**Given request**
State only the number of lines that include "土地的誓言".
— BEGIN Provided records —
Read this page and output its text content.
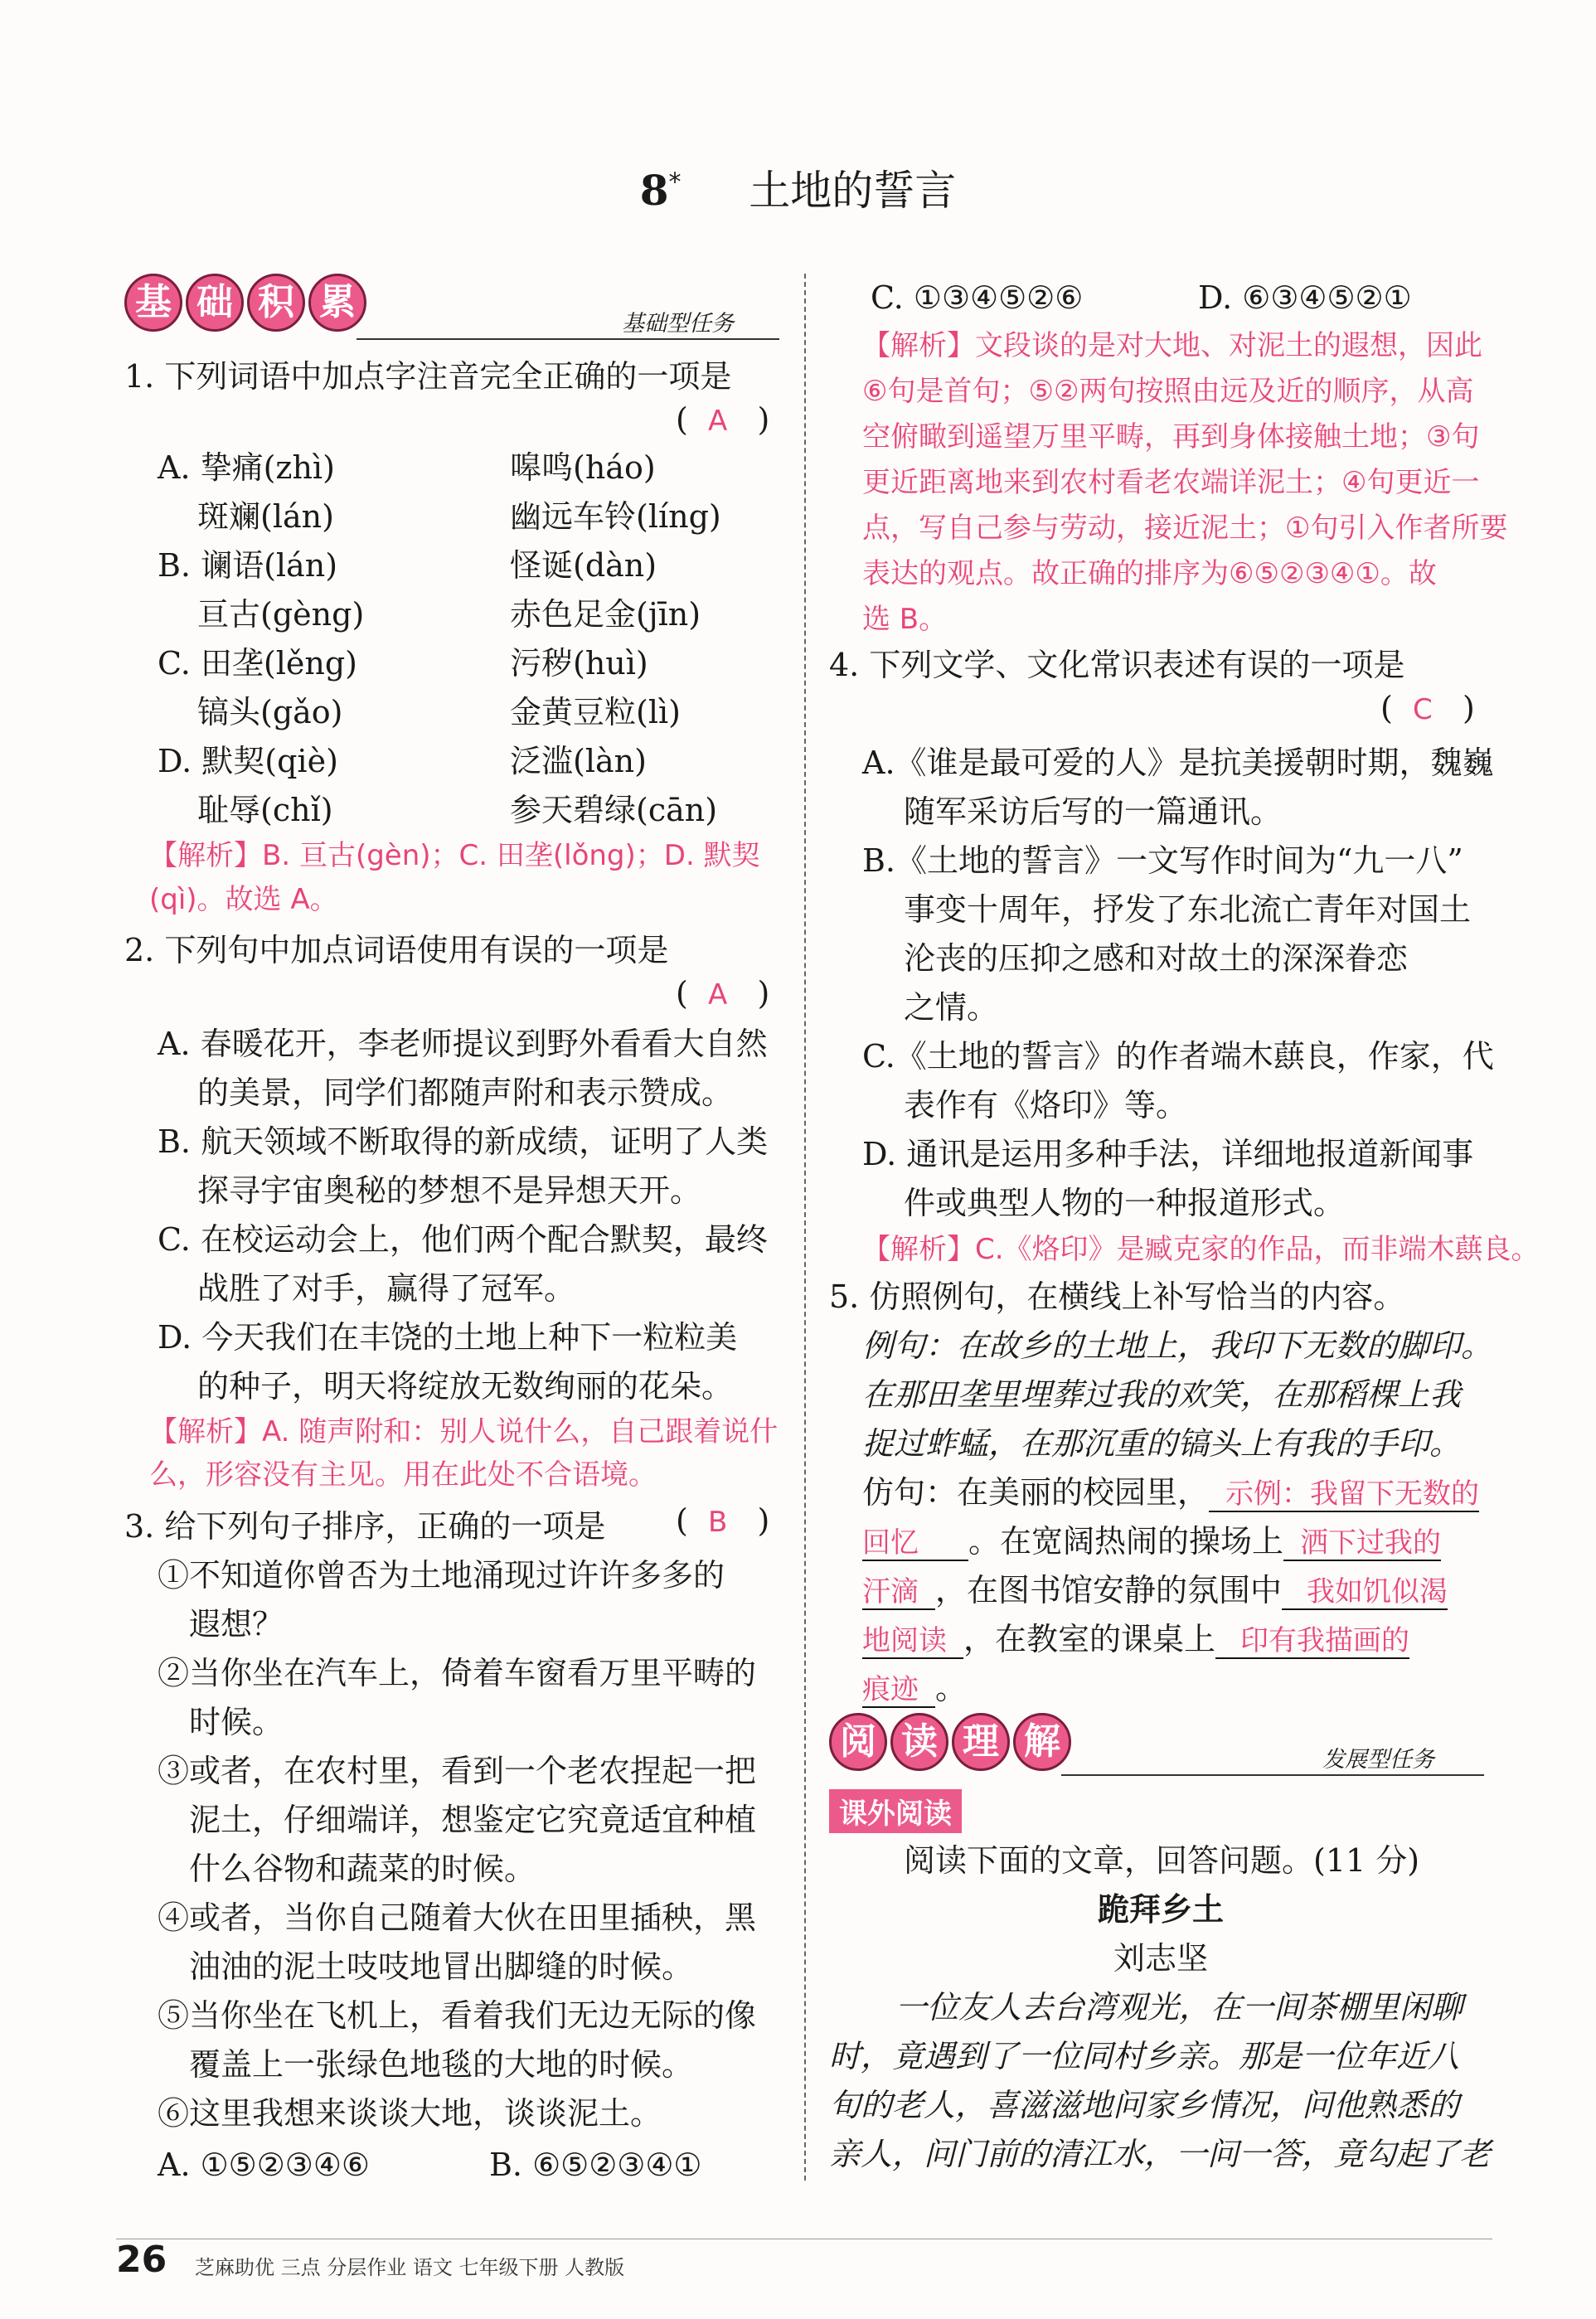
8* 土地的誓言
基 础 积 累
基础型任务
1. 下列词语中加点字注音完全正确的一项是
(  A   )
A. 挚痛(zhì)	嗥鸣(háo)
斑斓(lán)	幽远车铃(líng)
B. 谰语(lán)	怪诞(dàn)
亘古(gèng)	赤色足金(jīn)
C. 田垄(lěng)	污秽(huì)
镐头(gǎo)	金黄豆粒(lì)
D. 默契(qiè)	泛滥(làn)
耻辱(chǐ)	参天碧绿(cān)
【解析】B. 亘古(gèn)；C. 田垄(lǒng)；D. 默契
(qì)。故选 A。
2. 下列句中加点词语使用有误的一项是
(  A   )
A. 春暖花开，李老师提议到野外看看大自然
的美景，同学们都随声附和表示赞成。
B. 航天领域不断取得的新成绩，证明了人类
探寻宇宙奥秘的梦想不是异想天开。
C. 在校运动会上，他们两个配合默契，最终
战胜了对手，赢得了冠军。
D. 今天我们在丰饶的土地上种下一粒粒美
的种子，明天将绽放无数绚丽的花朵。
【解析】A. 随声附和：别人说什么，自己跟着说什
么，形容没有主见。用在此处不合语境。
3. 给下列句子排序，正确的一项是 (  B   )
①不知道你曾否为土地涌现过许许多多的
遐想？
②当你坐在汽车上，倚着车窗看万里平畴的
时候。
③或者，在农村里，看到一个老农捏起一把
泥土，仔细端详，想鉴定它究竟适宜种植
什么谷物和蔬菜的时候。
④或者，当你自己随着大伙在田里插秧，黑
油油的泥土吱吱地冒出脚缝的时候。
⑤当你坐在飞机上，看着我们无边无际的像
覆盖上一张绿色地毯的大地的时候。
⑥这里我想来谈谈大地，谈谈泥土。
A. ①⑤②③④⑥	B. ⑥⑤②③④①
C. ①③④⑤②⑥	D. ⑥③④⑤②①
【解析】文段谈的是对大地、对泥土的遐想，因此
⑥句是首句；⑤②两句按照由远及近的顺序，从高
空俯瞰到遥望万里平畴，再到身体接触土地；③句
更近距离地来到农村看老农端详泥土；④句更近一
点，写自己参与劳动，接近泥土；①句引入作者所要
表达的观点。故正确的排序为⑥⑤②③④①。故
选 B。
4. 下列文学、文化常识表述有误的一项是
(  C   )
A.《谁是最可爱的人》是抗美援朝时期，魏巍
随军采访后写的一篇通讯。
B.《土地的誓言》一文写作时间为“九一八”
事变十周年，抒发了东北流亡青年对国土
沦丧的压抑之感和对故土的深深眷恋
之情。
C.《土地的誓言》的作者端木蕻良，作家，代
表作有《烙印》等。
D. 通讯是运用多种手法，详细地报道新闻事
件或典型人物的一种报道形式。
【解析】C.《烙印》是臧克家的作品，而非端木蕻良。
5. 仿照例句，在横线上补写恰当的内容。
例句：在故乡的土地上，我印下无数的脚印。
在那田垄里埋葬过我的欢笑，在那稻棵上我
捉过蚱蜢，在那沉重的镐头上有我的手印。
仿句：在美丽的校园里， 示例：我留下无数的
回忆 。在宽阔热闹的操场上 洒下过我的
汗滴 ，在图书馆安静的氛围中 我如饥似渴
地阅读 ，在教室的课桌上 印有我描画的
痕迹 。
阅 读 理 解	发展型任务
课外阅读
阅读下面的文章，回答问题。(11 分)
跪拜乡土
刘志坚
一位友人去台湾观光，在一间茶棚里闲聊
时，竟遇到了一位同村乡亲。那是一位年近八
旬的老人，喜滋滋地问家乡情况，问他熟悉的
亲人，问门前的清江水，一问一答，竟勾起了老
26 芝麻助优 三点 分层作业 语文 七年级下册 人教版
— END Provided records —
— BEGIN Provided records —
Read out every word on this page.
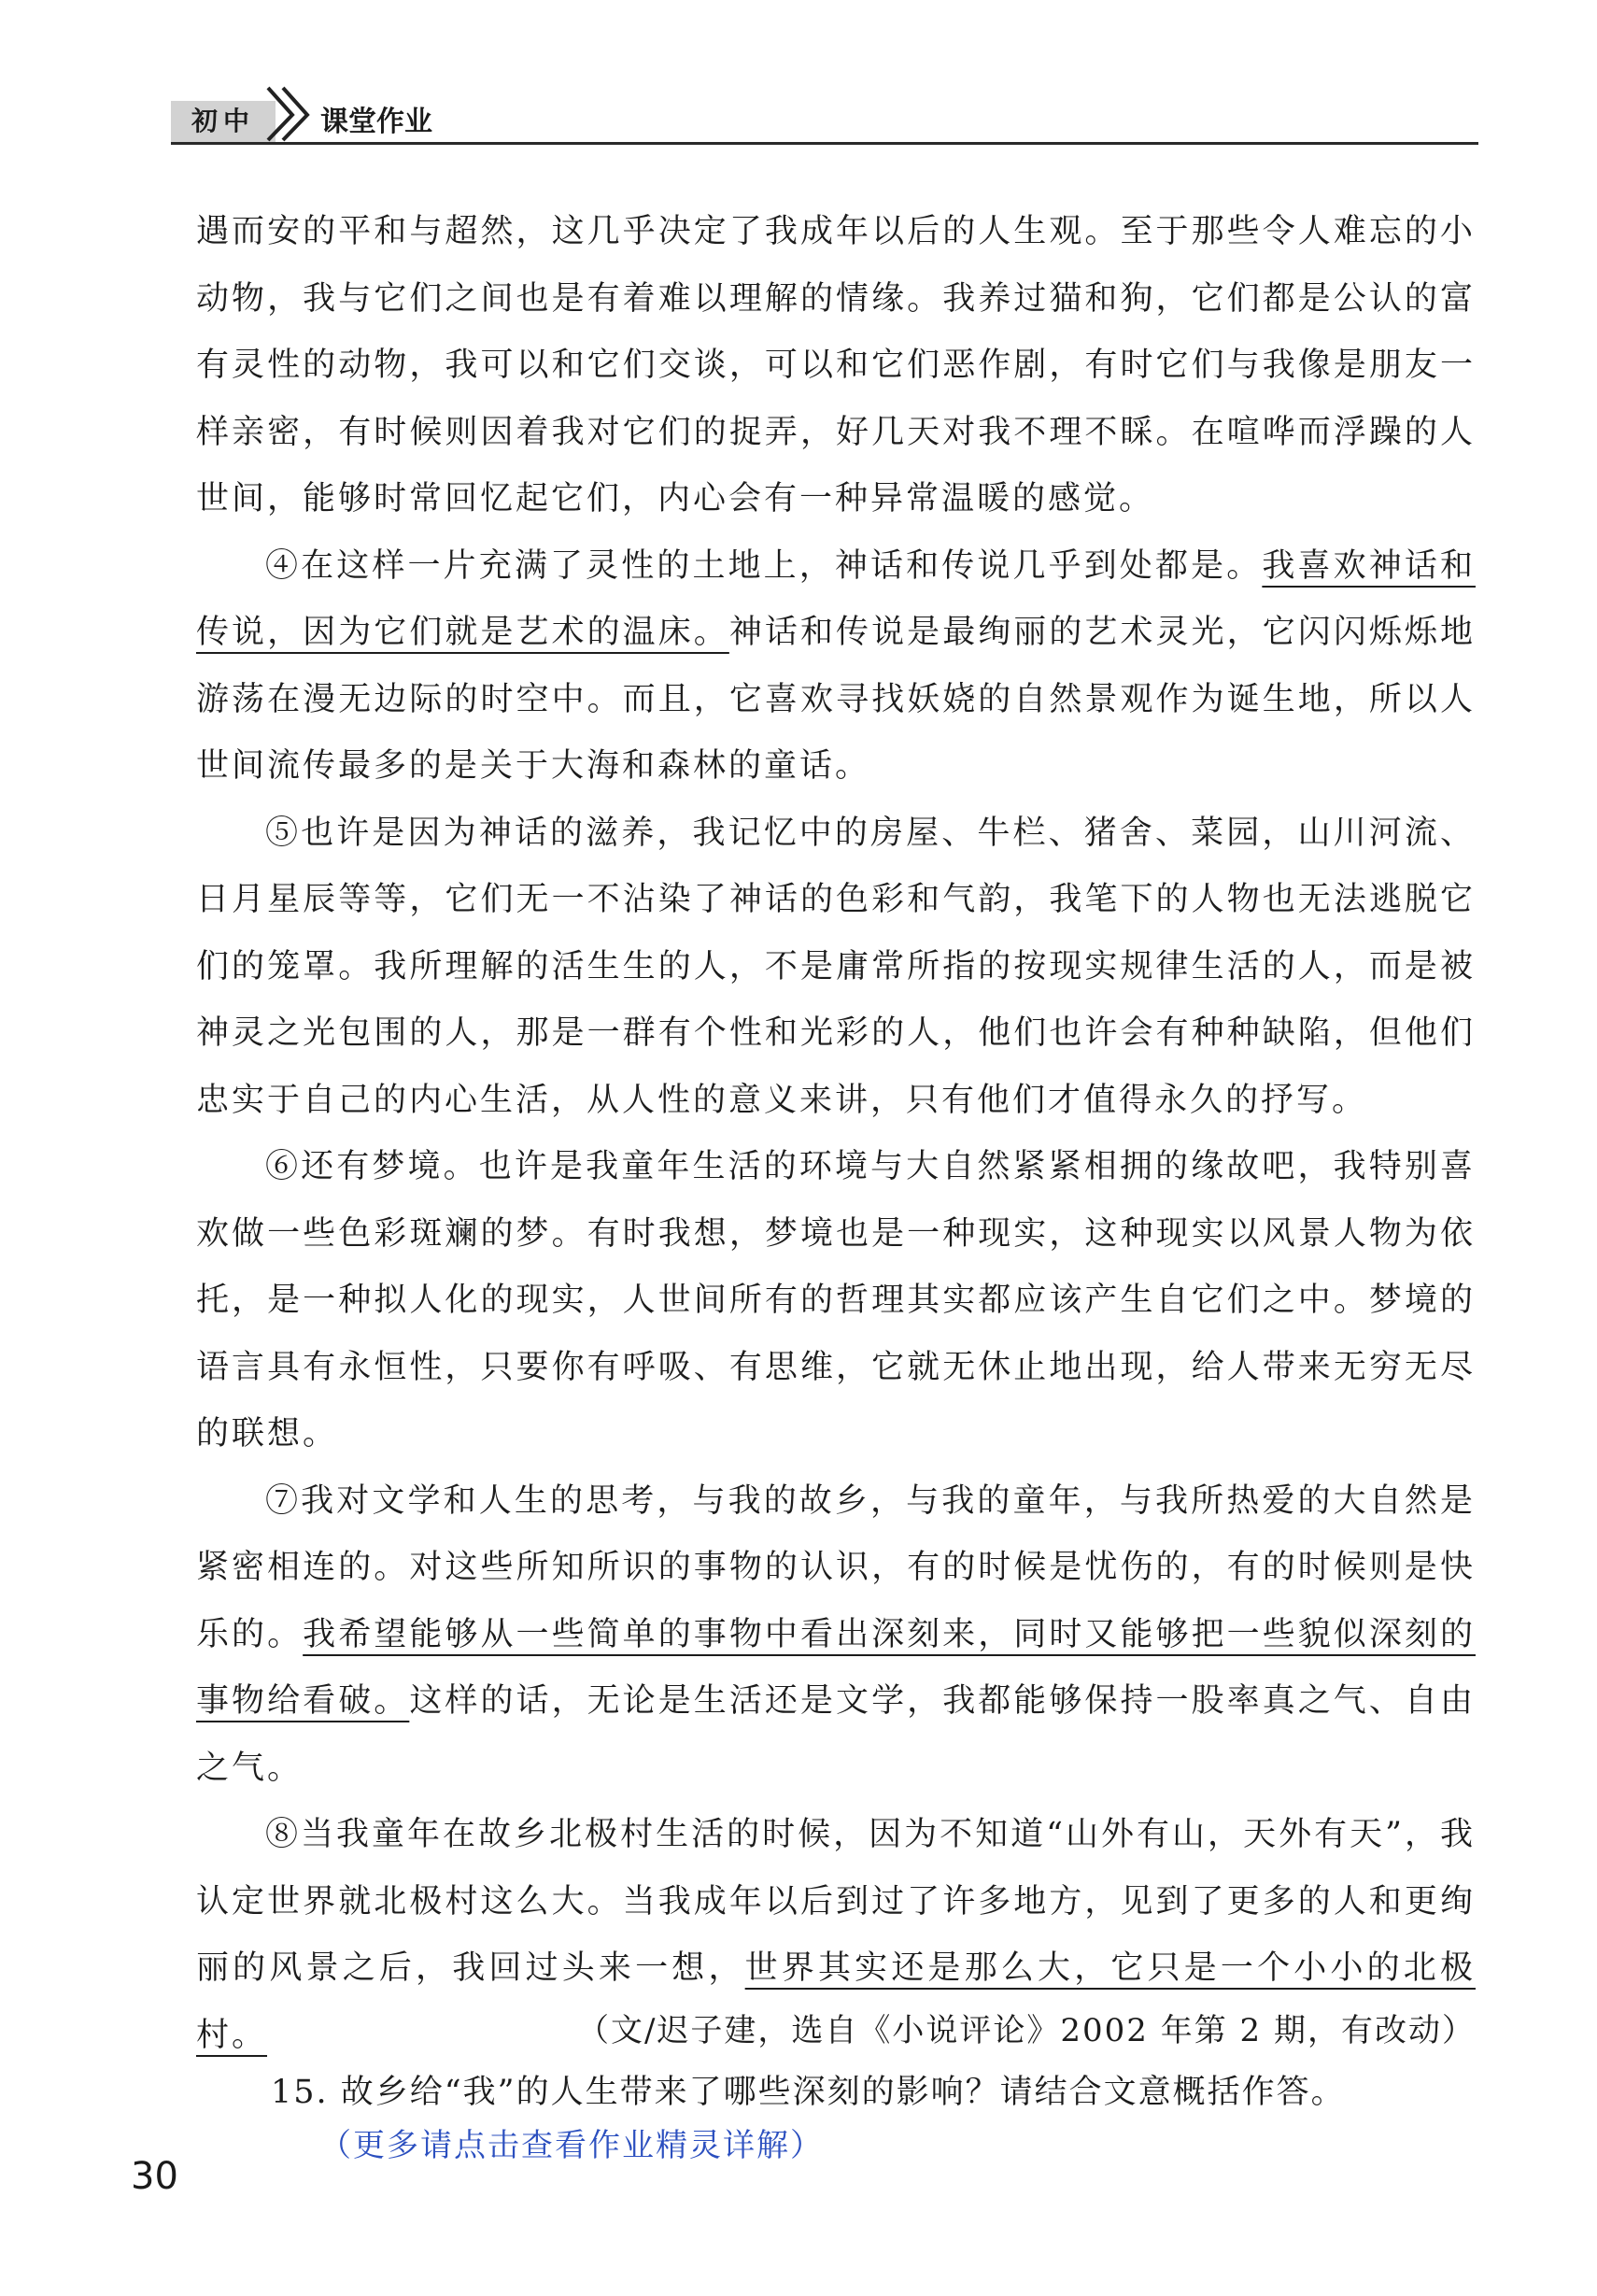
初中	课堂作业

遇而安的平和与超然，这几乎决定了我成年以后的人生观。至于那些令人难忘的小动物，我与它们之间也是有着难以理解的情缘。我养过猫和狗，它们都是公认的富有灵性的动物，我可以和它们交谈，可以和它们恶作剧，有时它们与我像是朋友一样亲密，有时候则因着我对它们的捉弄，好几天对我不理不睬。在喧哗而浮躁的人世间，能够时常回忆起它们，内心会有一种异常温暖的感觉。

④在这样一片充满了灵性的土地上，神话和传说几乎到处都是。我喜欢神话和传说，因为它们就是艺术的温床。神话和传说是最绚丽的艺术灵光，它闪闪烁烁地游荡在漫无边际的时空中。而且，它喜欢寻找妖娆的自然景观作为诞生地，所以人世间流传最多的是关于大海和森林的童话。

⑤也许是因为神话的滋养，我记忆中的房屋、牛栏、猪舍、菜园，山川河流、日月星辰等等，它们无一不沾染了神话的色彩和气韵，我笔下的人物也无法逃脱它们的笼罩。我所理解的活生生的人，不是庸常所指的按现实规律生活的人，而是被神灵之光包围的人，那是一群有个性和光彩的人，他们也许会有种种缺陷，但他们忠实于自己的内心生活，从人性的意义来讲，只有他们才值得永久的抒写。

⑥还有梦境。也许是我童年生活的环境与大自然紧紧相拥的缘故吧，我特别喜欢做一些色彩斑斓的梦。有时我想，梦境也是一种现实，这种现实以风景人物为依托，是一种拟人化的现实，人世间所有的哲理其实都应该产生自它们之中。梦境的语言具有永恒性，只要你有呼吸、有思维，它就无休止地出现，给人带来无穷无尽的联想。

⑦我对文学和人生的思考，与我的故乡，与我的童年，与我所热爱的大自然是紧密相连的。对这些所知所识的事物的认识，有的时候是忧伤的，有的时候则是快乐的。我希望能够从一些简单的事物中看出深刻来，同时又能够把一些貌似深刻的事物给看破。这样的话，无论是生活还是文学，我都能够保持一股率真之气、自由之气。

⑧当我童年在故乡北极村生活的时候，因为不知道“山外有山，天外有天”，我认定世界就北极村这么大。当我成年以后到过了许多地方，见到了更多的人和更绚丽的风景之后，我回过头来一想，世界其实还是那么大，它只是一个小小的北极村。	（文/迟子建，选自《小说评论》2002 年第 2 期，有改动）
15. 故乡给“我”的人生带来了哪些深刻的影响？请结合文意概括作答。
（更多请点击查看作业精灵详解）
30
— END Provided records —
**Solution below**
3